**What is asked:**
Review the listing and copy each line that holds the word "label".

**The data:**
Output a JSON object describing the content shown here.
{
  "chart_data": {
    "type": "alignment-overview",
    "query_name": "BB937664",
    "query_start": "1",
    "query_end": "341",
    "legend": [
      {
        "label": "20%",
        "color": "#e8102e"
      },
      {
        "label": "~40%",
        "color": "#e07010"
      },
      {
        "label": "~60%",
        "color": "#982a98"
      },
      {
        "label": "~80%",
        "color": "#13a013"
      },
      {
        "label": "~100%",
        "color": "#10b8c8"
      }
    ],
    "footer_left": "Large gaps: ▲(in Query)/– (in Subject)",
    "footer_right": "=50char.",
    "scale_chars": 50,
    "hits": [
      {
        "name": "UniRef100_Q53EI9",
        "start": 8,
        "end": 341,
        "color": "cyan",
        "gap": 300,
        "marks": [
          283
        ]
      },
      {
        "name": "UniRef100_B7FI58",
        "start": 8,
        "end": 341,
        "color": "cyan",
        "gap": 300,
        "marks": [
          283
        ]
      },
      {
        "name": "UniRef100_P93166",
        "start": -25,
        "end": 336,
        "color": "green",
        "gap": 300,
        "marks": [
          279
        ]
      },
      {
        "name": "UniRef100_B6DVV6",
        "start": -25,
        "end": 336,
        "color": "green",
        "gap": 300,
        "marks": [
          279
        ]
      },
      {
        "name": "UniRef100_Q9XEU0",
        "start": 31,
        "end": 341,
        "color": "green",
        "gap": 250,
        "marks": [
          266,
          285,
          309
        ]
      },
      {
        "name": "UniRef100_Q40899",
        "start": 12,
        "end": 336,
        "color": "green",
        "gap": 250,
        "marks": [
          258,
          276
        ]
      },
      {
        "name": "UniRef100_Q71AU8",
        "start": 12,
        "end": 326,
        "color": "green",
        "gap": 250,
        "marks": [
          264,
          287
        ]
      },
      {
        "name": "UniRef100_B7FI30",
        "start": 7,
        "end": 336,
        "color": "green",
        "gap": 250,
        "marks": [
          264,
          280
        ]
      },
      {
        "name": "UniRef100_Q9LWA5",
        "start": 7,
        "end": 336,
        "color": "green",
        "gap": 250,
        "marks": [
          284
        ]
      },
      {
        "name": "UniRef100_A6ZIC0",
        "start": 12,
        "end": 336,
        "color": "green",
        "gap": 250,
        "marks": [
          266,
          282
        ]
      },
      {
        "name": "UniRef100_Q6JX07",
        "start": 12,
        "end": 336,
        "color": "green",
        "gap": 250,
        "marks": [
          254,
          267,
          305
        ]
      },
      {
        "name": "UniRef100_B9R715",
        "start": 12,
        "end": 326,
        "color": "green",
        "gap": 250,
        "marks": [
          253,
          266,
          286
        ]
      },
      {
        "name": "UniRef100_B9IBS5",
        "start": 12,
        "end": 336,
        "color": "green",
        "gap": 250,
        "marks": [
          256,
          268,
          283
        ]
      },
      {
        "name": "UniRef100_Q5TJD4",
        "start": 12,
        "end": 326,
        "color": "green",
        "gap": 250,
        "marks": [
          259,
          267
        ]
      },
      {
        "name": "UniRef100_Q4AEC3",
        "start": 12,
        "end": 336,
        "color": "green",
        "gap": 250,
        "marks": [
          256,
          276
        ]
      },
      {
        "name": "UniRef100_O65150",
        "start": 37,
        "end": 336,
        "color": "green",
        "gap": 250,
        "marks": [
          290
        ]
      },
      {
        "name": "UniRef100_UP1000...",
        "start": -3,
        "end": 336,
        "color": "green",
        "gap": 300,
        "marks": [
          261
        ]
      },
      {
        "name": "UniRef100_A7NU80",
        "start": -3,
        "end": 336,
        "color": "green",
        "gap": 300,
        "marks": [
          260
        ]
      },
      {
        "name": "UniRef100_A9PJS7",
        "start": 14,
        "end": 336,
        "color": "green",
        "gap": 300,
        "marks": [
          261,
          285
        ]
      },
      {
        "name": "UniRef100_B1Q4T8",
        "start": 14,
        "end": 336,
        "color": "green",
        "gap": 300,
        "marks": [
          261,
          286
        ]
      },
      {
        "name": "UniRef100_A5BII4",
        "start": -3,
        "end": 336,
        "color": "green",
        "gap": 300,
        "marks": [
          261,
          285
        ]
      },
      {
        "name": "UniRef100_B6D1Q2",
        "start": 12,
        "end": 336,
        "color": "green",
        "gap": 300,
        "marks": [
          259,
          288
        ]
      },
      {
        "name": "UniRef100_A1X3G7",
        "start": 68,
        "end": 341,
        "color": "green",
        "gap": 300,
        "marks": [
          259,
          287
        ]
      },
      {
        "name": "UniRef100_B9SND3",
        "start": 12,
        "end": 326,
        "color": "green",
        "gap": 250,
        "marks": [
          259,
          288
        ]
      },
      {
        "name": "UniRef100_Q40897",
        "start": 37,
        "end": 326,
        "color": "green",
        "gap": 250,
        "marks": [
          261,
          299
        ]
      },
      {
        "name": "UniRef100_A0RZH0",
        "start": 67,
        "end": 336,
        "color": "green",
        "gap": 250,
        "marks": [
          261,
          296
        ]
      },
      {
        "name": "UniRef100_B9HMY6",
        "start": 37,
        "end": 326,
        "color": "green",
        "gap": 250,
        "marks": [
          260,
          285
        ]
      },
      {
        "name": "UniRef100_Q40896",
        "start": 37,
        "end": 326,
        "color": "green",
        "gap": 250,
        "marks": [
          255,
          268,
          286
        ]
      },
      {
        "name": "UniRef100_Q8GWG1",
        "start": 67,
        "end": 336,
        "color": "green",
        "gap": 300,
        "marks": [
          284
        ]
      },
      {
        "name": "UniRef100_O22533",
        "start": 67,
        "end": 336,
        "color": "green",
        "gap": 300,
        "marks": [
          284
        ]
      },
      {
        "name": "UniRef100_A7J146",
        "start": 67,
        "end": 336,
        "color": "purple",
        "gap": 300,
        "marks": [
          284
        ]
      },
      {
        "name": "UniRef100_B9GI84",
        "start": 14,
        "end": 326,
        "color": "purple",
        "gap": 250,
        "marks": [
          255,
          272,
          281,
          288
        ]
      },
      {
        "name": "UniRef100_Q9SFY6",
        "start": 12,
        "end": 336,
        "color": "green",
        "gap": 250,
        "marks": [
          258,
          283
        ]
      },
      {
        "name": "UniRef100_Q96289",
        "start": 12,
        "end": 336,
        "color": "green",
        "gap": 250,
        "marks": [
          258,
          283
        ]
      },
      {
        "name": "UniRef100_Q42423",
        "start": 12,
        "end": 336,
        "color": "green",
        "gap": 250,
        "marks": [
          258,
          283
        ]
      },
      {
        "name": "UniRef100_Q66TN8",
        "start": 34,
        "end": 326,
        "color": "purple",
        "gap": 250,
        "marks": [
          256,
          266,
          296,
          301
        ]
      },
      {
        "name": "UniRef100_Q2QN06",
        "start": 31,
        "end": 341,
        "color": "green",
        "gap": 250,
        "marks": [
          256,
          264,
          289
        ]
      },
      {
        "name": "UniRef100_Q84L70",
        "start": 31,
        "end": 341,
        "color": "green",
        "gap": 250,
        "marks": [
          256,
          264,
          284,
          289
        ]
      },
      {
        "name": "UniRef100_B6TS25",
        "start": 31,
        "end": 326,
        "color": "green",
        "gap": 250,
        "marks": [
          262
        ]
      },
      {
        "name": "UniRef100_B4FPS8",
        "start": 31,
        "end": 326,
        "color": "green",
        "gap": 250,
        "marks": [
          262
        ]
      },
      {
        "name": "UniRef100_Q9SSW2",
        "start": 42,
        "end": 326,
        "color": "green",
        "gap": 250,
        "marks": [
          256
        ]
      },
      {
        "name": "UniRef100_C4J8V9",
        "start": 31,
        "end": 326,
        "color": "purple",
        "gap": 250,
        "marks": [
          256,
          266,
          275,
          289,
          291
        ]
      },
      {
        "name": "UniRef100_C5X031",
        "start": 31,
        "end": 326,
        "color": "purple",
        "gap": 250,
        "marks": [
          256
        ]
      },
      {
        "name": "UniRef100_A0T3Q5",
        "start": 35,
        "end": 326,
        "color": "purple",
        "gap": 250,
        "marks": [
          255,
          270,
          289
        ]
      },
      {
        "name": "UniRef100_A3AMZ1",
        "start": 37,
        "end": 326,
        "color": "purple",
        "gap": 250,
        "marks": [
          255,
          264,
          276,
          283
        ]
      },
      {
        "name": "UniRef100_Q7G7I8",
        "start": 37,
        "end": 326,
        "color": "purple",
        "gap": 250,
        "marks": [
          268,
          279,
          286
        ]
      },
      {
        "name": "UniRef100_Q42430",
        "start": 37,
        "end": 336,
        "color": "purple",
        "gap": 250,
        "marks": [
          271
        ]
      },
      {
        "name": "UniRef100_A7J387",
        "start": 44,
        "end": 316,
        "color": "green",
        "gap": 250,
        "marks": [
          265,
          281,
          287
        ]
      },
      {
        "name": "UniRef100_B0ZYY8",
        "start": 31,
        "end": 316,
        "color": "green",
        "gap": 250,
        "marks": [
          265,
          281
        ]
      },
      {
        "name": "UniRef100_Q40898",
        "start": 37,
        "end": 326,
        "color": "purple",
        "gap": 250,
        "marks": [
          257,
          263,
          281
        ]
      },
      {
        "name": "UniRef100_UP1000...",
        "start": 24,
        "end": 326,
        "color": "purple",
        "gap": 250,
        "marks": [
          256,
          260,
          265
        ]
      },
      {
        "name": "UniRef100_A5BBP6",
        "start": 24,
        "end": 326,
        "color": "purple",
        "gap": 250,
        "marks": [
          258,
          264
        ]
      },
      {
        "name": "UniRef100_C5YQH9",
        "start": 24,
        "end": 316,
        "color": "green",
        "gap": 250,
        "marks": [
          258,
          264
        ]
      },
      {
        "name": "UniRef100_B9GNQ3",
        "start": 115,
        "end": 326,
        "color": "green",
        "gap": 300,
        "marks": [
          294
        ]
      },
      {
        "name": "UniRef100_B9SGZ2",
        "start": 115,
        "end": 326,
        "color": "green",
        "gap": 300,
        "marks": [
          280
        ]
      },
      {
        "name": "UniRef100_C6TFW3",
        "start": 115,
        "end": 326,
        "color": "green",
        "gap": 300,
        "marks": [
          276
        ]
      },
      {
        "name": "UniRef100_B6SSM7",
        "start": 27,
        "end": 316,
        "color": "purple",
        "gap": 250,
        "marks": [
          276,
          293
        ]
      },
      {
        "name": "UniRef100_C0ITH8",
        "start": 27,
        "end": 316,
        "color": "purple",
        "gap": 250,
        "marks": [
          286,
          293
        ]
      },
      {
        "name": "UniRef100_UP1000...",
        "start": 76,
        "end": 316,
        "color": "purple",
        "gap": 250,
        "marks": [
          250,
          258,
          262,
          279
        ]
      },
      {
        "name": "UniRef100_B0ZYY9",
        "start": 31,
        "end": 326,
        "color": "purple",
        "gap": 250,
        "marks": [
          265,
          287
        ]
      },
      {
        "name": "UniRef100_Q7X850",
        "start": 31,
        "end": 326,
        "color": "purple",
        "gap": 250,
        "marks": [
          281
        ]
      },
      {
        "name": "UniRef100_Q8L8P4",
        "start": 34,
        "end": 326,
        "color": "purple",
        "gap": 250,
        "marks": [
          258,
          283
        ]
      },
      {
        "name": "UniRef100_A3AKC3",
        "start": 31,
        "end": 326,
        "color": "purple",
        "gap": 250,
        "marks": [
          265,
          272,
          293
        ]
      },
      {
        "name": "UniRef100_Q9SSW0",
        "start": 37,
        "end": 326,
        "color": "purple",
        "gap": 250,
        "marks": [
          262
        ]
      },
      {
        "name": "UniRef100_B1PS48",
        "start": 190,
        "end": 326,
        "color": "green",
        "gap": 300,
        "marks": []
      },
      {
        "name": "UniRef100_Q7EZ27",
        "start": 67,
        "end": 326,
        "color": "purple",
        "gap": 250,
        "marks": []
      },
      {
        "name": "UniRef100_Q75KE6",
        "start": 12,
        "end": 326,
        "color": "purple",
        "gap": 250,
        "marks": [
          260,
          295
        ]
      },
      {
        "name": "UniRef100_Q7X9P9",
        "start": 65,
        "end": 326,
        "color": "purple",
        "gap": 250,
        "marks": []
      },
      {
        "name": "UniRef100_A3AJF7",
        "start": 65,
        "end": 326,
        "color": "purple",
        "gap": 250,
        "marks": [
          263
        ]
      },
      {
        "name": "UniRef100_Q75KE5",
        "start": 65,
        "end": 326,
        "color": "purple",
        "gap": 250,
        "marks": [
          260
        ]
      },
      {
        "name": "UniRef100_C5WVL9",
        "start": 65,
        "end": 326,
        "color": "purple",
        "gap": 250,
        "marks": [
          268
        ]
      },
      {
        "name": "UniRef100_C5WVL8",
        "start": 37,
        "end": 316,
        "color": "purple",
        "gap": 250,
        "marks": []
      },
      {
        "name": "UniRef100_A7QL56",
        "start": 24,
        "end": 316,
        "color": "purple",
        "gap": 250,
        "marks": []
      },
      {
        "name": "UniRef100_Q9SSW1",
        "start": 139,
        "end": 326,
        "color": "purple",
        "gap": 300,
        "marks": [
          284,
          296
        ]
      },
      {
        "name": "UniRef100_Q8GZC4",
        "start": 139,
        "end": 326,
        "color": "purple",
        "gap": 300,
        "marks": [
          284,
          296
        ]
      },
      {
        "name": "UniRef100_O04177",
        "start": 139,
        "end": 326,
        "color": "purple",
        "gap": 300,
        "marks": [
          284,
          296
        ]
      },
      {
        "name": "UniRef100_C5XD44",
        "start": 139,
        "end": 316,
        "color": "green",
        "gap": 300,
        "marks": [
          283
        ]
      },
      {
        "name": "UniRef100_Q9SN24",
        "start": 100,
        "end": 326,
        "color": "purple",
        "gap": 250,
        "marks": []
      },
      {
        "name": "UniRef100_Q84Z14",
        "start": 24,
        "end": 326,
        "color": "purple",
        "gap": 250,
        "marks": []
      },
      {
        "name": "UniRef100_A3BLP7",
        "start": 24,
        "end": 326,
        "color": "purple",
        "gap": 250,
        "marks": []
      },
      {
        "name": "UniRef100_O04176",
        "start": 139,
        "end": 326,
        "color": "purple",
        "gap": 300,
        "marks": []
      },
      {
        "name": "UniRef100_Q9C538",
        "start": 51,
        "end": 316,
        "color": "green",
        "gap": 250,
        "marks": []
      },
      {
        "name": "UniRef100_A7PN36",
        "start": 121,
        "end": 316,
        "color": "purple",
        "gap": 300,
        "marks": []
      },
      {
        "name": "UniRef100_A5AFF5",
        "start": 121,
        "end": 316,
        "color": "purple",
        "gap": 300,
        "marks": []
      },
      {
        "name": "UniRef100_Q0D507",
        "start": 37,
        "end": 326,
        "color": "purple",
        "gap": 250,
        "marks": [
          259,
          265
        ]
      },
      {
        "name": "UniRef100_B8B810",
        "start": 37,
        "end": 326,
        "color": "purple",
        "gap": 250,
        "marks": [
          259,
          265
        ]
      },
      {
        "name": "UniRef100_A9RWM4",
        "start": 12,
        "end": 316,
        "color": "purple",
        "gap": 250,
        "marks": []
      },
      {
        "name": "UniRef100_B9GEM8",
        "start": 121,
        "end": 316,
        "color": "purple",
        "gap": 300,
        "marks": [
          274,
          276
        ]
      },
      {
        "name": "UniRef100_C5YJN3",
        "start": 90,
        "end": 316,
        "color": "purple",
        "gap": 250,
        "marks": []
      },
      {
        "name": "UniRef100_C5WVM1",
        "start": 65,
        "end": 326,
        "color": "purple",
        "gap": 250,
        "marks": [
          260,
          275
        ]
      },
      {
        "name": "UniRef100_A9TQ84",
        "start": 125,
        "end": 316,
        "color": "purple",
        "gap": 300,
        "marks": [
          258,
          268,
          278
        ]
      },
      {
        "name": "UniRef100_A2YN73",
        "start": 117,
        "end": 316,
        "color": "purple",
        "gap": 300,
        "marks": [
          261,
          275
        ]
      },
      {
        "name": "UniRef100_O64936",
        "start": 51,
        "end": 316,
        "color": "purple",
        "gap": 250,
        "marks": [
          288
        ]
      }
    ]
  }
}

**Full solution:**
        "label": "20%",
        "label": "~40%",
        "label": "~60%",
        "label": "~80%",
        "label": "~100%",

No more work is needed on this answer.